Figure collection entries
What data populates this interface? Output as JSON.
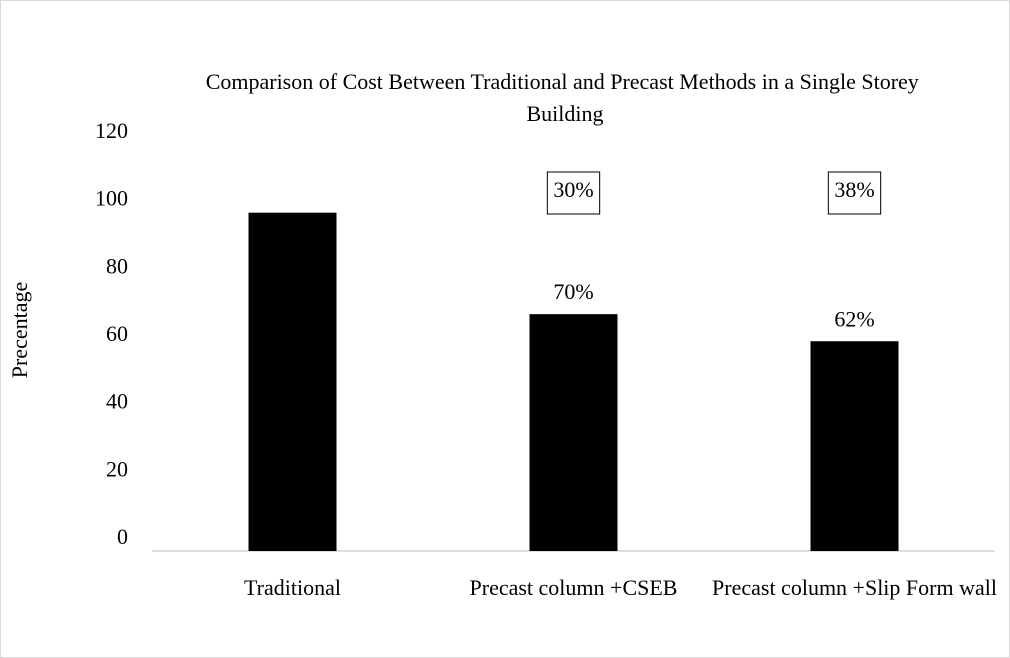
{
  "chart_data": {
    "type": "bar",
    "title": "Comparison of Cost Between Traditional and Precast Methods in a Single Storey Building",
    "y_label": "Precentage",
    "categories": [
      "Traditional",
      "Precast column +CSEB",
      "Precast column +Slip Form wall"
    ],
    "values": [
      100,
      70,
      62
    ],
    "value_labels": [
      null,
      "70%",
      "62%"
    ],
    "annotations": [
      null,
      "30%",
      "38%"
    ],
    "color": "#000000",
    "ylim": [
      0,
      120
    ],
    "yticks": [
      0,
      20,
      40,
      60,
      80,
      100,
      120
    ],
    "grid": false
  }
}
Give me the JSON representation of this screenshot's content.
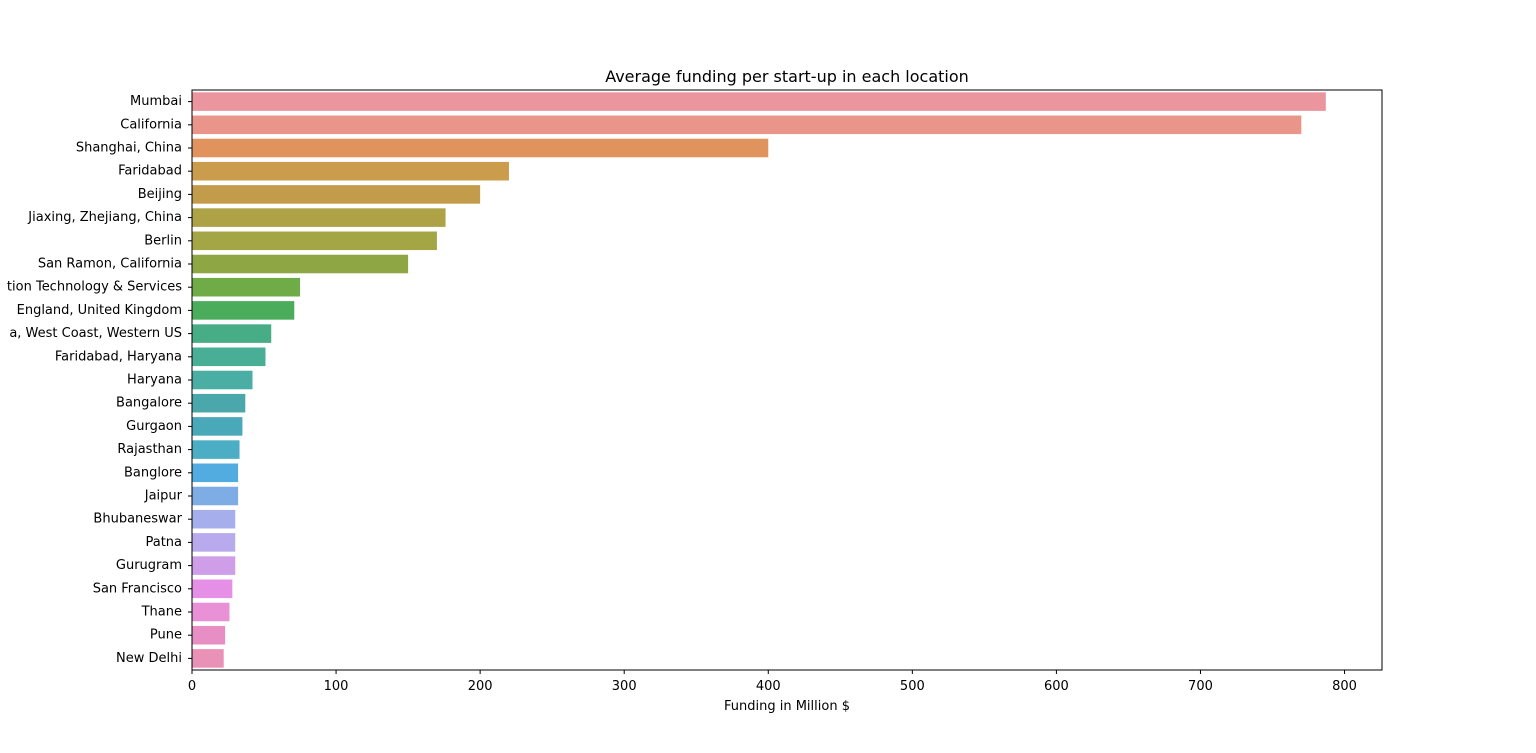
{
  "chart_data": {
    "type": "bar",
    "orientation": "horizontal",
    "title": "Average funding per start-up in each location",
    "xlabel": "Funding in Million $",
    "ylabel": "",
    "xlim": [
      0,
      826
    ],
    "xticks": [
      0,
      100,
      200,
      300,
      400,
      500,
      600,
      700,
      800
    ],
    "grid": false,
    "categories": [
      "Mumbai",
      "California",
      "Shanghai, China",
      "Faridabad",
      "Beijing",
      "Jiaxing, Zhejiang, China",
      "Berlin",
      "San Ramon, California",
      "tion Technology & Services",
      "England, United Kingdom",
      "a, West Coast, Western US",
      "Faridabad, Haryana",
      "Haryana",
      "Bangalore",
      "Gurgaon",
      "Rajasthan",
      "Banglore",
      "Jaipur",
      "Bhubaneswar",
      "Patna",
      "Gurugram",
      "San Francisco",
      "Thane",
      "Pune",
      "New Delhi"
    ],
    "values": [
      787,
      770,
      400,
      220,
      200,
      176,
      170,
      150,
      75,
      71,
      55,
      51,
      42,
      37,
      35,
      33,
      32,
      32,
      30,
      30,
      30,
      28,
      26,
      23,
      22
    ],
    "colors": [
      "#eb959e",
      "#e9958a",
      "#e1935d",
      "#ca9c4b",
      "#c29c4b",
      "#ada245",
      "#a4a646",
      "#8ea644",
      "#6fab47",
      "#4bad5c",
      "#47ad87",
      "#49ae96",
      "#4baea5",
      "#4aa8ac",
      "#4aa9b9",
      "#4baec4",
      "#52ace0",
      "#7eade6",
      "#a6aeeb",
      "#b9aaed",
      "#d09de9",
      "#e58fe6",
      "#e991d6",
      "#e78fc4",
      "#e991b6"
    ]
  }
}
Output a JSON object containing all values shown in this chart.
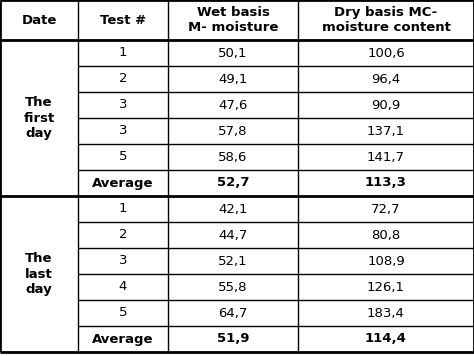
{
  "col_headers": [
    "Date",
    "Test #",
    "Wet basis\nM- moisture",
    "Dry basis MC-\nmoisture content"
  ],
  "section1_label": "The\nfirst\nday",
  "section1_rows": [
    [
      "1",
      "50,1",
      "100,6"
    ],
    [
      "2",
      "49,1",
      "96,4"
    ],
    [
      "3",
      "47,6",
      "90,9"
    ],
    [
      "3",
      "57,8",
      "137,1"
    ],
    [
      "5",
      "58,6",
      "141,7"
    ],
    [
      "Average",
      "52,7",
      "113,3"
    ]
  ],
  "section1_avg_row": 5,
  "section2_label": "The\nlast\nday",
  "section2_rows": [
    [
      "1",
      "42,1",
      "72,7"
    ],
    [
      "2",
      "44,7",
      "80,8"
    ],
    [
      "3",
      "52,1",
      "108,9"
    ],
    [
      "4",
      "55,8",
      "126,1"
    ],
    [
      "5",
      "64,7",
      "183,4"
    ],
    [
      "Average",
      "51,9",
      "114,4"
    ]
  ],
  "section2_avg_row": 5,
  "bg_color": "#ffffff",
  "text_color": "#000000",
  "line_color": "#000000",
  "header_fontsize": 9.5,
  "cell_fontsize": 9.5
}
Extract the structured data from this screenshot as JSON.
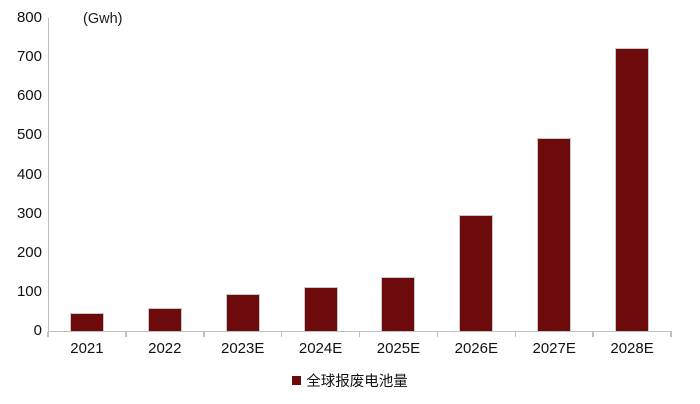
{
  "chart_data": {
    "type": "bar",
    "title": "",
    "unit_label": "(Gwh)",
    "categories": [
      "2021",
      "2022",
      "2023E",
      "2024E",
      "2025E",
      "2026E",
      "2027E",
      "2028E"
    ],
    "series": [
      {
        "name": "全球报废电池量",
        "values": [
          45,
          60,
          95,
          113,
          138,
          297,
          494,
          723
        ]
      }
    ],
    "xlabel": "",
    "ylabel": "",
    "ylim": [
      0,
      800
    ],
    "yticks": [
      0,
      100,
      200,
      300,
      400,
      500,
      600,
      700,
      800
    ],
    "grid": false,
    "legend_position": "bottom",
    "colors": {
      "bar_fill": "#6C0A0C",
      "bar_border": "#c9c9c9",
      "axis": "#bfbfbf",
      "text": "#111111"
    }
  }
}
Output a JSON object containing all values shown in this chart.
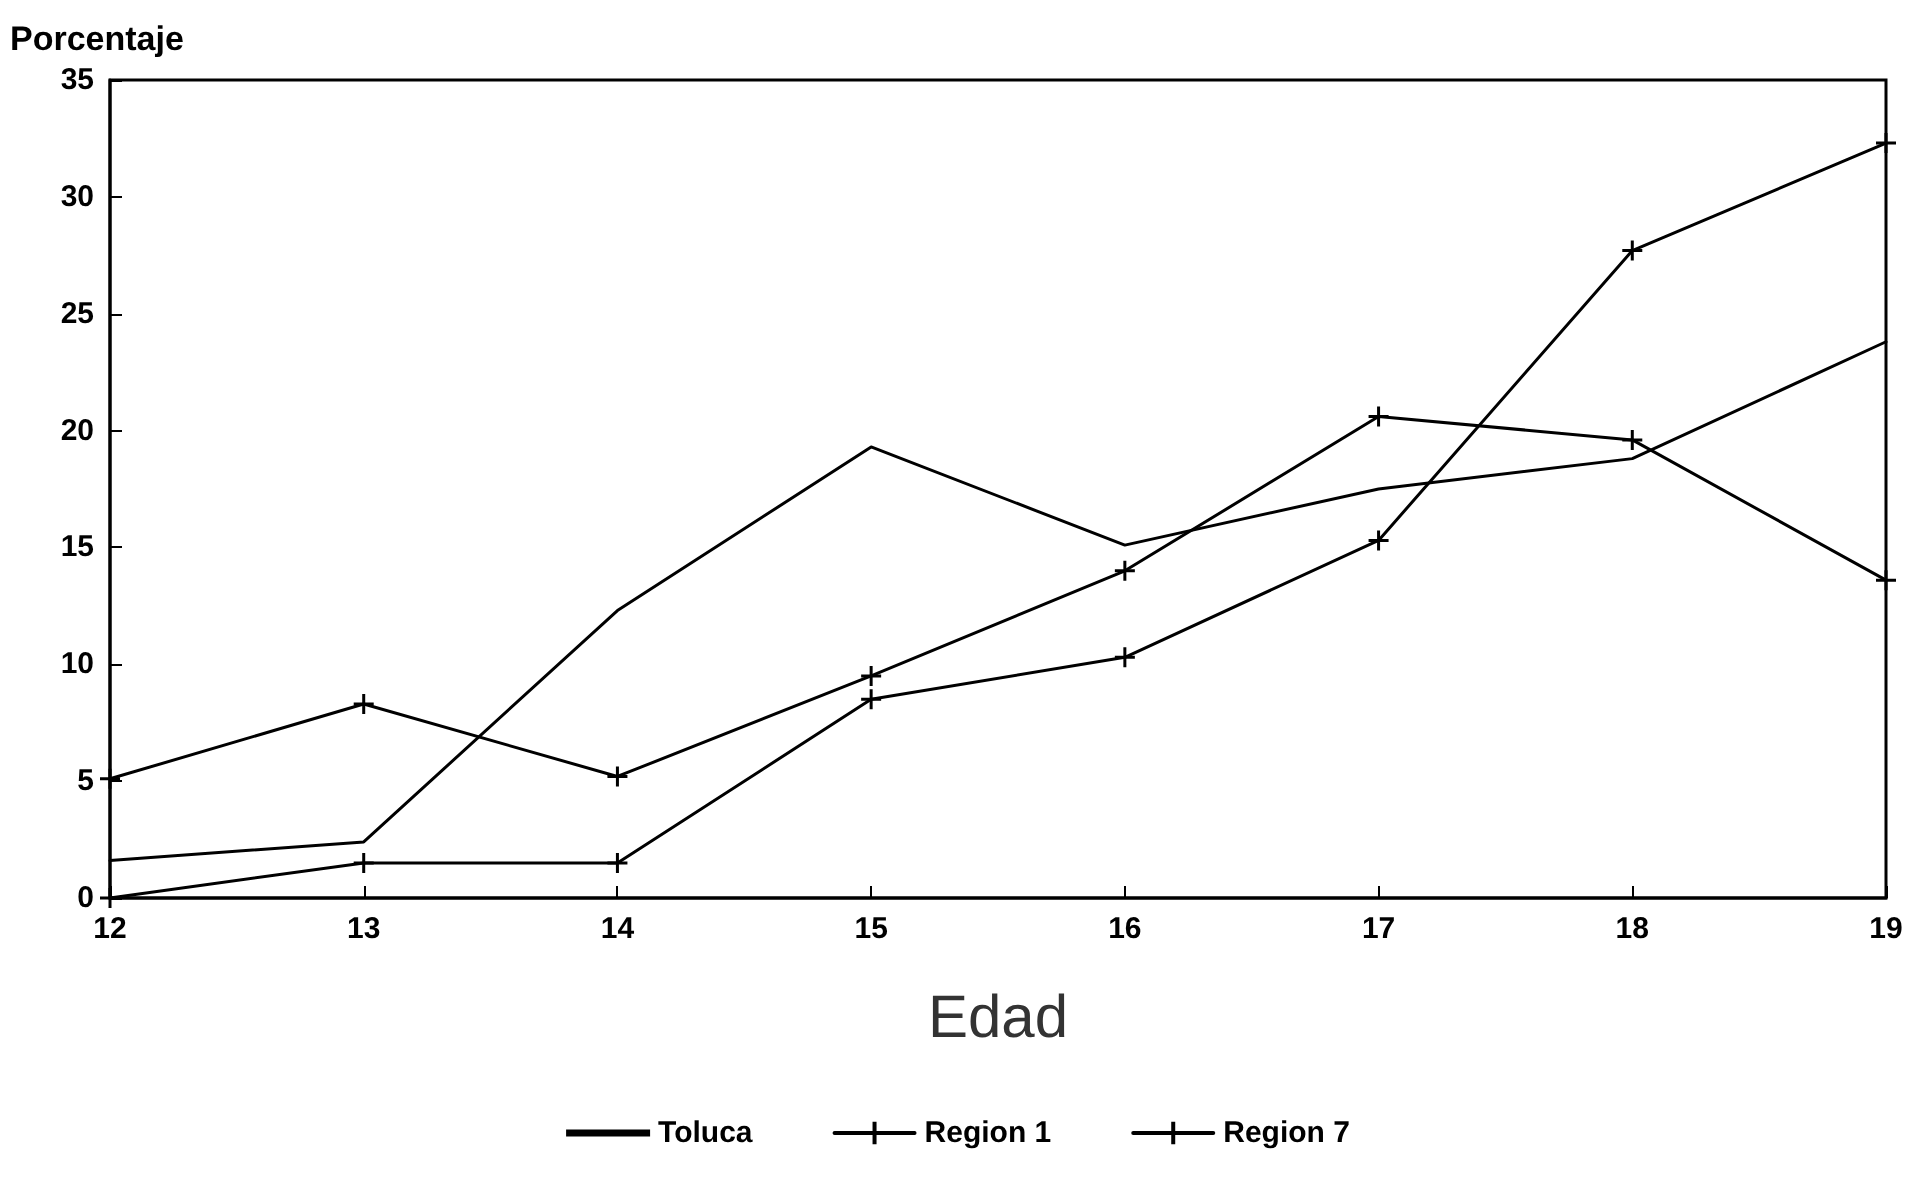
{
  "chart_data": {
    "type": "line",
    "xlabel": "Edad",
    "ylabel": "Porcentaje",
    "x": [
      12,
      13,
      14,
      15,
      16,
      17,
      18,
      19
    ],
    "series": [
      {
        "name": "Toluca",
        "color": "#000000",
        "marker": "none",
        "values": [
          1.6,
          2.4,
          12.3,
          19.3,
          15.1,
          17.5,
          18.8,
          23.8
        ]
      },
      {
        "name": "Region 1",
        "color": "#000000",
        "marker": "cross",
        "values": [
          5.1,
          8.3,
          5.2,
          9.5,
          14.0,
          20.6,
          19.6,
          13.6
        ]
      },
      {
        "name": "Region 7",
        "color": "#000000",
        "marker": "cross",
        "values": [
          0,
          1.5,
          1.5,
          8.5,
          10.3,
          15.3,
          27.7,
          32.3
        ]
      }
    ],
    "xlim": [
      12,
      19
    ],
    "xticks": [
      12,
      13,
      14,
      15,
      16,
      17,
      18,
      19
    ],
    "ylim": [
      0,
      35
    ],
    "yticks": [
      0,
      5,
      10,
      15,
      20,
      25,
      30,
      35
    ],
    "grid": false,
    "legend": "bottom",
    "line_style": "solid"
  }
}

* _The problem_
Copy all the lines of data exactly as they appear, dropping any images.

* _Written response_
What data populates this interface? Output as JSON.
{
  "chart_data": {
    "type": "bar",
    "title": "Comparison of Cost Between Traditional and Precast Methods in a Single Storey Building",
    "y_label": "Precentage",
    "categories": [
      "Traditional",
      "Precast column +CSEB",
      "Precast column +Slip Form wall"
    ],
    "values": [
      100,
      70,
      62
    ],
    "value_labels": [
      null,
      "70%",
      "62%"
    ],
    "annotations": [
      null,
      "30%",
      "38%"
    ],
    "color": "#000000",
    "ylim": [
      0,
      120
    ],
    "yticks": [
      0,
      20,
      40,
      60,
      80,
      100,
      120
    ],
    "grid": false
  }
}
Give me the JSON representation of this screenshot's content.
{
  "chart_data": {
    "type": "bar",
    "orientation": "horizontal",
    "title": "Average funding per start-up in each location",
    "xlabel": "Funding in Million $",
    "ylabel": "",
    "xlim": [
      0,
      826
    ],
    "xticks": [
      0,
      100,
      200,
      300,
      400,
      500,
      600,
      700,
      800
    ],
    "grid": false,
    "categories": [
      "Mumbai",
      "California",
      "Shanghai, China",
      "Faridabad",
      "Beijing",
      "Jiaxing, Zhejiang, China",
      "Berlin",
      "San Ramon, California",
      "tion Technology & Services",
      "England, United Kingdom",
      "a, West Coast, Western US",
      "Faridabad, Haryana",
      "Haryana",
      "Bangalore",
      "Gurgaon",
      "Rajasthan",
      "Banglore",
      "Jaipur",
      "Bhubaneswar",
      "Patna",
      "Gurugram",
      "San Francisco",
      "Thane",
      "Pune",
      "New Delhi"
    ],
    "values": [
      787,
      770,
      400,
      220,
      200,
      176,
      170,
      150,
      75,
      71,
      55,
      51,
      42,
      37,
      35,
      33,
      32,
      32,
      30,
      30,
      30,
      28,
      26,
      23,
      22
    ],
    "colors": [
      "#eb959e",
      "#e9958a",
      "#e1935d",
      "#ca9c4b",
      "#c29c4b",
      "#ada245",
      "#a4a646",
      "#8ea644",
      "#6fab47",
      "#4bad5c",
      "#47ad87",
      "#49ae96",
      "#4baea5",
      "#4aa8ac",
      "#4aa9b9",
      "#4baec4",
      "#52ace0",
      "#7eade6",
      "#a6aeeb",
      "#b9aaed",
      "#d09de9",
      "#e58fe6",
      "#e991d6",
      "#e78fc4",
      "#e991b6"
    ]
  }
}
Output a JSON object containing all values shown in this chart.
{
  "col_headers": [
    "Date",
    "Test #",
    "Wet basis\nM- moisture",
    "Dry basis MC-\nmoisture content"
  ],
  "section1_label": "The\nfirst\nday",
  "section1_rows": [
    [
      "1",
      "50,1",
      "100,6"
    ],
    [
      "2",
      "49,1",
      "96,4"
    ],
    [
      "3",
      "47,6",
      "90,9"
    ],
    [
      "3",
      "57,8",
      "137,1"
    ],
    [
      "5",
      "58,6",
      "141,7"
    ],
    [
      "Average",
      "52,7",
      "113,3"
    ]
  ],
  "section1_avg_row": 5,
  "section2_label": "The\nlast\nday",
  "section2_rows": [
    [
      "1",
      "42,1",
      "72,7"
    ],
    [
      "2",
      "44,7",
      "80,8"
    ],
    [
      "3",
      "52,1",
      "108,9"
    ],
    [
      "4",
      "55,8",
      "126,1"
    ],
    [
      "5",
      "64,7",
      "183,4"
    ],
    [
      "Average",
      "51,9",
      "114,4"
    ]
  ],
  "section2_avg_row": 5,
  "bg_color": "#ffffff",
  "text_color": "#000000",
  "line_color": "#000000",
  "header_fontsize": 9.5,
  "cell_fontsize": 9.5
}
Extract the structured data from this screenshot as JSON.
{
  "chart_data": {
    "type": "bar",
    "title": "",
    "unit_label": "(Gwh)",
    "categories": [
      "2021",
      "2022",
      "2023E",
      "2024E",
      "2025E",
      "2026E",
      "2027E",
      "2028E"
    ],
    "series": [
      {
        "name": "全球报废电池量",
        "values": [
          45,
          60,
          95,
          113,
          138,
          297,
          494,
          723
        ]
      }
    ],
    "xlabel": "",
    "ylabel": "",
    "ylim": [
      0,
      800
    ],
    "yticks": [
      0,
      100,
      200,
      300,
      400,
      500,
      600,
      700,
      800
    ],
    "grid": false,
    "legend_position": "bottom",
    "colors": {
      "bar_fill": "#6C0A0C",
      "bar_border": "#c9c9c9",
      "axis": "#bfbfbf",
      "text": "#111111"
    }
  }
}
Output a JSON object containing all values shown in this chart.
{
  "chart_data": {
    "type": "line",
    "xlabel": "Edad",
    "ylabel": "Porcentaje",
    "x": [
      12,
      13,
      14,
      15,
      16,
      17,
      18,
      19
    ],
    "series": [
      {
        "name": "Toluca",
        "color": "#000000",
        "marker": "none",
        "values": [
          1.6,
          2.4,
          12.3,
          19.3,
          15.1,
          17.5,
          18.8,
          23.8
        ]
      },
      {
        "name": "Region 1",
        "color": "#000000",
        "marker": "cross",
        "values": [
          5.1,
          8.3,
          5.2,
          9.5,
          14.0,
          20.6,
          19.6,
          13.6
        ]
      },
      {
        "name": "Region 7",
        "color": "#000000",
        "marker": "cross",
        "values": [
          0,
          1.5,
          1.5,
          8.5,
          10.3,
          15.3,
          27.7,
          32.3
        ]
      }
    ],
    "xlim": [
      12,
      19
    ],
    "xticks": [
      12,
      13,
      14,
      15,
      16,
      17,
      18,
      19
    ],
    "ylim": [
      0,
      35
    ],
    "yticks": [
      0,
      5,
      10,
      15,
      20,
      25,
      30,
      35
    ],
    "grid": false,
    "legend": "bottom",
    "line_style": "solid"
  }
}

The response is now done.